The task:
Leave the pictures out. Return all other data exactly.

Records shown:
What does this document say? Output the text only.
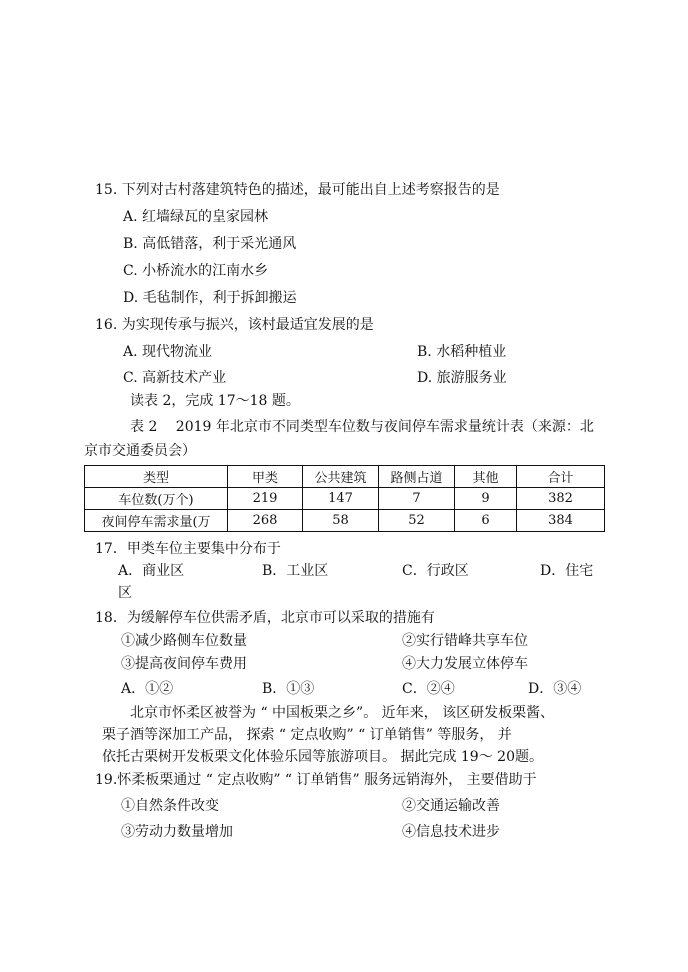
15. 下列对古村落建筑特色的描述，最可能出自上述考察报告的是
A. 红墙绿瓦的皇家园林
B. 高低错落，利于采光通风
C. 小桥流水的江南水乡
D. 毛毡制作，利于拆卸搬运
16. 为实现传承与振兴，该村最适宜发展的是
A. 现代物流业	B. 水稻种植业
C. 高新技术产业	D. 旅游服务业
读表 2，完成 17～18 题。
表 2　 2019 年北京市不同类型车位数与夜间停车需求量统计表（来源：北
京市交通委员会）
类型	甲类	公共建筑	路侧占道	其他	合计
车位数(万个)	219	147	7	9	382
夜间停车需求量(万	268	58	52	6	384
17．甲类车位主要集中分布于
A．商业区	B．工业区	C．行政区	D．住宅
区
18．为缓解停车位供需矛盾，北京市可以采取的措施有
①减少路侧车位数量	②实行错峰共享车位
③提高夜间停车费用	④大力发展立体停车
A．①②	B．①③	C．②④	D．③④
北京市怀柔区被誉为 “ 中国板栗之乡”。 近年来， 该区研发板栗酱、
栗子酒等深加工产品， 探索 “ 定点收购” “ 订单销售” 等服务， 并
依托古栗树开发板栗文化体验乐园等旅游项目。 据此完成 19～ 20题。
19.怀柔板栗通过 “ 定点收购” “ 订单销售” 服务远销海外， 主要借助于
①自然条件改变	②交通运输改善
③劳动力数量增加	④信息技术进步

Answer:
What does this document say? Output the text only.
15. 下列对古村落建筑特色的描述，最可能出自上述考察报告的是
A. 红墙绿瓦的皇家园林
B. 高低错落，利于采光通风
C. 小桥流水的江南水乡
D. 毛毡制作，利于拆卸搬运
16. 为实现传承与振兴，该村最适宜发展的是
A. 现代物流业	B. 水稻种植业
C. 高新技术产业	D. 旅游服务业
读表 2，完成 17～18 题。
表 2　 2019 年北京市不同类型车位数与夜间停车需求量统计表（来源：北
京市交通委员会）
类型	甲类	公共建筑	路侧占道	其他	合计
车位数(万个)	219	147	7	9	382
夜间停车需求量(万	268	58	52	6	384
17．甲类车位主要集中分布于
A．商业区	B．工业区	C．行政区	D．住宅
区
18．为缓解停车位供需矛盾，北京市可以采取的措施有
①减少路侧车位数量	②实行错峰共享车位
③提高夜间停车费用	④大力发展立体停车
A．①②	B．①③	C．②④	D．③④
北京市怀柔区被誉为 “ 中国板栗之乡”。 近年来， 该区研发板栗酱、
栗子酒等深加工产品， 探索 “ 定点收购” “ 订单销售” 等服务， 并
依托古栗树开发板栗文化体验乐园等旅游项目。 据此完成 19～ 20题。
19.怀柔板栗通过 “ 定点收购” “ 订单销售” 服务远销海外， 主要借助于
①自然条件改变	②交通运输改善
③劳动力数量增加	④信息技术进步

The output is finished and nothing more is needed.